WORK REQUIRED
Print all records exactly, leaving nothing out.
::: DATA LINES
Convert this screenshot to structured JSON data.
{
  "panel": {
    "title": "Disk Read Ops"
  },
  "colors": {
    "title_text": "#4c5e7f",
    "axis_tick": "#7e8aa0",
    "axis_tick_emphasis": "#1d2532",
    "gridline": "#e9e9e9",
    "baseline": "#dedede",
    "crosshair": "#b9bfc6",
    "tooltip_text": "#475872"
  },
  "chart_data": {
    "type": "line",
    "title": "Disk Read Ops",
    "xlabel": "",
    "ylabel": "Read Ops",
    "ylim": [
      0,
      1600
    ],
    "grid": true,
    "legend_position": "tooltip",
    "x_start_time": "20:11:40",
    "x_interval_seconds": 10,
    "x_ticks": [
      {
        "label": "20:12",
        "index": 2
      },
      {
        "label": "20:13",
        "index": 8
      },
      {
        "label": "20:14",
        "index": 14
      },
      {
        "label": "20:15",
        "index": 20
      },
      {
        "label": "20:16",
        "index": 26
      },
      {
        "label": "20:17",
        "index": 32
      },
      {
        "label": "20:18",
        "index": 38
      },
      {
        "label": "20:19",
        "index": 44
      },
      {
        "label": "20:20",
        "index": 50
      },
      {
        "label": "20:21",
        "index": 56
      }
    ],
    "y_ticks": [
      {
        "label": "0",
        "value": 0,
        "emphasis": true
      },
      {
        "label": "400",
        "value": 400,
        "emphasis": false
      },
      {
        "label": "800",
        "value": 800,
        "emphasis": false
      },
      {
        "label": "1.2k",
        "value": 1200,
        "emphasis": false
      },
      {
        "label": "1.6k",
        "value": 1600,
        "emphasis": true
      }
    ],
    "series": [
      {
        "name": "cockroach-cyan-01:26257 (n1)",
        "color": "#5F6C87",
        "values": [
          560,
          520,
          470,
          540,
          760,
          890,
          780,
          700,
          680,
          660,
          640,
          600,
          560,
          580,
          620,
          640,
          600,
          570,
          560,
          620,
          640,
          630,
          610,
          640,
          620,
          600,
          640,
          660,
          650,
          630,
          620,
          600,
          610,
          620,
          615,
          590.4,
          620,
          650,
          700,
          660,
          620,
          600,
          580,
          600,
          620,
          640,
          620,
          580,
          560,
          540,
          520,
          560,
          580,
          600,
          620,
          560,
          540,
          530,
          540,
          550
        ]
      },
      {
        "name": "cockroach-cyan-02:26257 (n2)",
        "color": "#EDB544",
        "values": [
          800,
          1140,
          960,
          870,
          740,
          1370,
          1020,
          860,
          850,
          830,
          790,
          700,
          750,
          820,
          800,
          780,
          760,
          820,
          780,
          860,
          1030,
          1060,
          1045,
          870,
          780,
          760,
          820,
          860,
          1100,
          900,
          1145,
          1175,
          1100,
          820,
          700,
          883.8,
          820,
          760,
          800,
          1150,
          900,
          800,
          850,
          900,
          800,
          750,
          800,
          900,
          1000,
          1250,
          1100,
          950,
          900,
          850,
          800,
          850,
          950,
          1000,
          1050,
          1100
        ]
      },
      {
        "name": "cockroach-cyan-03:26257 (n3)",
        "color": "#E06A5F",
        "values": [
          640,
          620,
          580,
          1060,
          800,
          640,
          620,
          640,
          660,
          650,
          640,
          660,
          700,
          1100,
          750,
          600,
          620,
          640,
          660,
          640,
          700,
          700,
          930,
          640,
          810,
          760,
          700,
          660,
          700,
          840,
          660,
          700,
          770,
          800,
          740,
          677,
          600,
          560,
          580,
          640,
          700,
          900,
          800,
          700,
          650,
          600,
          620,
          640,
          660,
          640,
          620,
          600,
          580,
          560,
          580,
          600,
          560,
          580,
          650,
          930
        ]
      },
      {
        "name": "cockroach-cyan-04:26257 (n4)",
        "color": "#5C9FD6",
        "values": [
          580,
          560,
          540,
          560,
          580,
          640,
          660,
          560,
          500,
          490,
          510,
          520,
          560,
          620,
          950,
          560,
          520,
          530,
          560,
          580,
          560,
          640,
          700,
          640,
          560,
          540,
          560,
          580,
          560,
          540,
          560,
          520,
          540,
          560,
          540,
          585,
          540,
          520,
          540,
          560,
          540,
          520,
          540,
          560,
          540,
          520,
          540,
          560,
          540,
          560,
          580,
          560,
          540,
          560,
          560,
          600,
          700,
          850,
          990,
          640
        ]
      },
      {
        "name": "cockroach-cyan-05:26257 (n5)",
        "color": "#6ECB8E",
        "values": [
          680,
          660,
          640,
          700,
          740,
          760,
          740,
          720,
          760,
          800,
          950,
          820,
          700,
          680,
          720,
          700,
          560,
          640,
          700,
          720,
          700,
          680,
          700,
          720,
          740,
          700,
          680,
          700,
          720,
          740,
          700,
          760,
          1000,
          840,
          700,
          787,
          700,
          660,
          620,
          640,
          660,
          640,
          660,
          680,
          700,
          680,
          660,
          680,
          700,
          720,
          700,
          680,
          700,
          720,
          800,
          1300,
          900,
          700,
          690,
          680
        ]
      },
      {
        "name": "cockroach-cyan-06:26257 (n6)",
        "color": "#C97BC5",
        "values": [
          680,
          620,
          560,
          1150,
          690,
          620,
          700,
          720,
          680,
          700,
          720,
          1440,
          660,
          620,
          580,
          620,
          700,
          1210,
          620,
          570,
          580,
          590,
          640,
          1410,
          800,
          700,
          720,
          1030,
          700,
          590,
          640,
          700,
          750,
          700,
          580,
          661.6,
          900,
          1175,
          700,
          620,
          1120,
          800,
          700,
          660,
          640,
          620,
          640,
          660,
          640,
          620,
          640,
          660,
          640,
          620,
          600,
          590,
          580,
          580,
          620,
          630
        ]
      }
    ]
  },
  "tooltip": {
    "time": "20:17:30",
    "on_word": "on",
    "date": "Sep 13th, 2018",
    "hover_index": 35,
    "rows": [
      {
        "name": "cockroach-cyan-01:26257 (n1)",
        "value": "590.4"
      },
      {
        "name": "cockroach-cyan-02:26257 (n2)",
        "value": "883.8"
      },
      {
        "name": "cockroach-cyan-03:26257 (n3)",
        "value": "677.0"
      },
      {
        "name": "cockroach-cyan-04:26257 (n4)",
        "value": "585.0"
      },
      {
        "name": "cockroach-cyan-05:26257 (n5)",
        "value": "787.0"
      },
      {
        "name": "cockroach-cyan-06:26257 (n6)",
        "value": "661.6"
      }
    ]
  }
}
::::::
TASK RESULT
Convert this screenshot to structured JSON data.
{
  "panel": {
    "title": "Disk Read Ops"
  },
  "colors": {
    "title_text": "#4c5e7f",
    "axis_tick": "#7e8aa0",
    "axis_tick_emphasis": "#1d2532",
    "gridline": "#e9e9e9",
    "baseline": "#dedede",
    "crosshair": "#b9bfc6",
    "tooltip_text": "#475872"
  },
  "chart_data": {
    "type": "line",
    "title": "Disk Read Ops",
    "xlabel": "",
    "ylabel": "Read Ops",
    "ylim": [
      0,
      1600
    ],
    "grid": true,
    "legend_position": "tooltip",
    "x_start_time": "20:11:40",
    "x_interval_seconds": 10,
    "x_ticks": [
      {
        "label": "20:12",
        "index": 2
      },
      {
        "label": "20:13",
        "index": 8
      },
      {
        "label": "20:14",
        "index": 14
      },
      {
        "label": "20:15",
        "index": 20
      },
      {
        "label": "20:16",
        "index": 26
      },
      {
        "label": "20:17",
        "index": 32
      },
      {
        "label": "20:18",
        "index": 38
      },
      {
        "label": "20:19",
        "index": 44
      },
      {
        "label": "20:20",
        "index": 50
      },
      {
        "label": "20:21",
        "index": 56
      }
    ],
    "y_ticks": [
      {
        "label": "0",
        "value": 0,
        "emphasis": true
      },
      {
        "label": "400",
        "value": 400,
        "emphasis": false
      },
      {
        "label": "800",
        "value": 800,
        "emphasis": false
      },
      {
        "label": "1.2k",
        "value": 1200,
        "emphasis": false
      },
      {
        "label": "1.6k",
        "value": 1600,
        "emphasis": true
      }
    ],
    "series": [
      {
        "name": "cockroach-cyan-01:26257 (n1)",
        "color": "#5F6C87",
        "values": [
          560,
          520,
          470,
          540,
          760,
          890,
          780,
          700,
          680,
          660,
          640,
          600,
          560,
          580,
          620,
          640,
          600,
          570,
          560,
          620,
          640,
          630,
          610,
          640,
          620,
          600,
          640,
          660,
          650,
          630,
          620,
          600,
          610,
          620,
          615,
          590.4,
          620,
          650,
          700,
          660,
          620,
          600,
          580,
          600,
          620,
          640,
          620,
          580,
          560,
          540,
          520,
          560,
          580,
          600,
          620,
          560,
          540,
          530,
          540,
          550
        ]
      },
      {
        "name": "cockroach-cyan-02:26257 (n2)",
        "color": "#EDB544",
        "values": [
          800,
          1140,
          960,
          870,
          740,
          1370,
          1020,
          860,
          850,
          830,
          790,
          700,
          750,
          820,
          800,
          780,
          760,
          820,
          780,
          860,
          1030,
          1060,
          1045,
          870,
          780,
          760,
          820,
          860,
          1100,
          900,
          1145,
          1175,
          1100,
          820,
          700,
          883.8,
          820,
          760,
          800,
          1150,
          900,
          800,
          850,
          900,
          800,
          750,
          800,
          900,
          1000,
          1250,
          1100,
          950,
          900,
          850,
          800,
          850,
          950,
          1000,
          1050,
          1100
        ]
      },
      {
        "name": "cockroach-cyan-03:26257 (n3)",
        "color": "#E06A5F",
        "values": [
          640,
          620,
          580,
          1060,
          800,
          640,
          620,
          640,
          660,
          650,
          640,
          660,
          700,
          1100,
          750,
          600,
          620,
          640,
          660,
          640,
          700,
          700,
          930,
          640,
          810,
          760,
          700,
          660,
          700,
          840,
          660,
          700,
          770,
          800,
          740,
          677,
          600,
          560,
          580,
          640,
          700,
          900,
          800,
          700,
          650,
          600,
          620,
          640,
          660,
          640,
          620,
          600,
          580,
          560,
          580,
          600,
          560,
          580,
          650,
          930
        ]
      },
      {
        "name": "cockroach-cyan-04:26257 (n4)",
        "color": "#5C9FD6",
        "values": [
          580,
          560,
          540,
          560,
          580,
          640,
          660,
          560,
          500,
          490,
          510,
          520,
          560,
          620,
          950,
          560,
          520,
          530,
          560,
          580,
          560,
          640,
          700,
          640,
          560,
          540,
          560,
          580,
          560,
          540,
          560,
          520,
          540,
          560,
          540,
          585,
          540,
          520,
          540,
          560,
          540,
          520,
          540,
          560,
          540,
          520,
          540,
          560,
          540,
          560,
          580,
          560,
          540,
          560,
          560,
          600,
          700,
          850,
          990,
          640
        ]
      },
      {
        "name": "cockroach-cyan-05:26257 (n5)",
        "color": "#6ECB8E",
        "values": [
          680,
          660,
          640,
          700,
          740,
          760,
          740,
          720,
          760,
          800,
          950,
          820,
          700,
          680,
          720,
          700,
          560,
          640,
          700,
          720,
          700,
          680,
          700,
          720,
          740,
          700,
          680,
          700,
          720,
          740,
          700,
          760,
          1000,
          840,
          700,
          787,
          700,
          660,
          620,
          640,
          660,
          640,
          660,
          680,
          700,
          680,
          660,
          680,
          700,
          720,
          700,
          680,
          700,
          720,
          800,
          1300,
          900,
          700,
          690,
          680
        ]
      },
      {
        "name": "cockroach-cyan-06:26257 (n6)",
        "color": "#C97BC5",
        "values": [
          680,
          620,
          560,
          1150,
          690,
          620,
          700,
          720,
          680,
          700,
          720,
          1440,
          660,
          620,
          580,
          620,
          700,
          1210,
          620,
          570,
          580,
          590,
          640,
          1410,
          800,
          700,
          720,
          1030,
          700,
          590,
          640,
          700,
          750,
          700,
          580,
          661.6,
          900,
          1175,
          700,
          620,
          1120,
          800,
          700,
          660,
          640,
          620,
          640,
          660,
          640,
          620,
          640,
          660,
          640,
          620,
          600,
          590,
          580,
          580,
          620,
          630
        ]
      }
    ]
  },
  "tooltip": {
    "time": "20:17:30",
    "on_word": "on",
    "date": "Sep 13th, 2018",
    "hover_index": 35,
    "rows": [
      {
        "name": "cockroach-cyan-01:26257 (n1)",
        "value": "590.4"
      },
      {
        "name": "cockroach-cyan-02:26257 (n2)",
        "value": "883.8"
      },
      {
        "name": "cockroach-cyan-03:26257 (n3)",
        "value": "677.0"
      },
      {
        "name": "cockroach-cyan-04:26257 (n4)",
        "value": "585.0"
      },
      {
        "name": "cockroach-cyan-05:26257 (n5)",
        "value": "787.0"
      },
      {
        "name": "cockroach-cyan-06:26257 (n6)",
        "value": "661.6"
      }
    ]
  }
}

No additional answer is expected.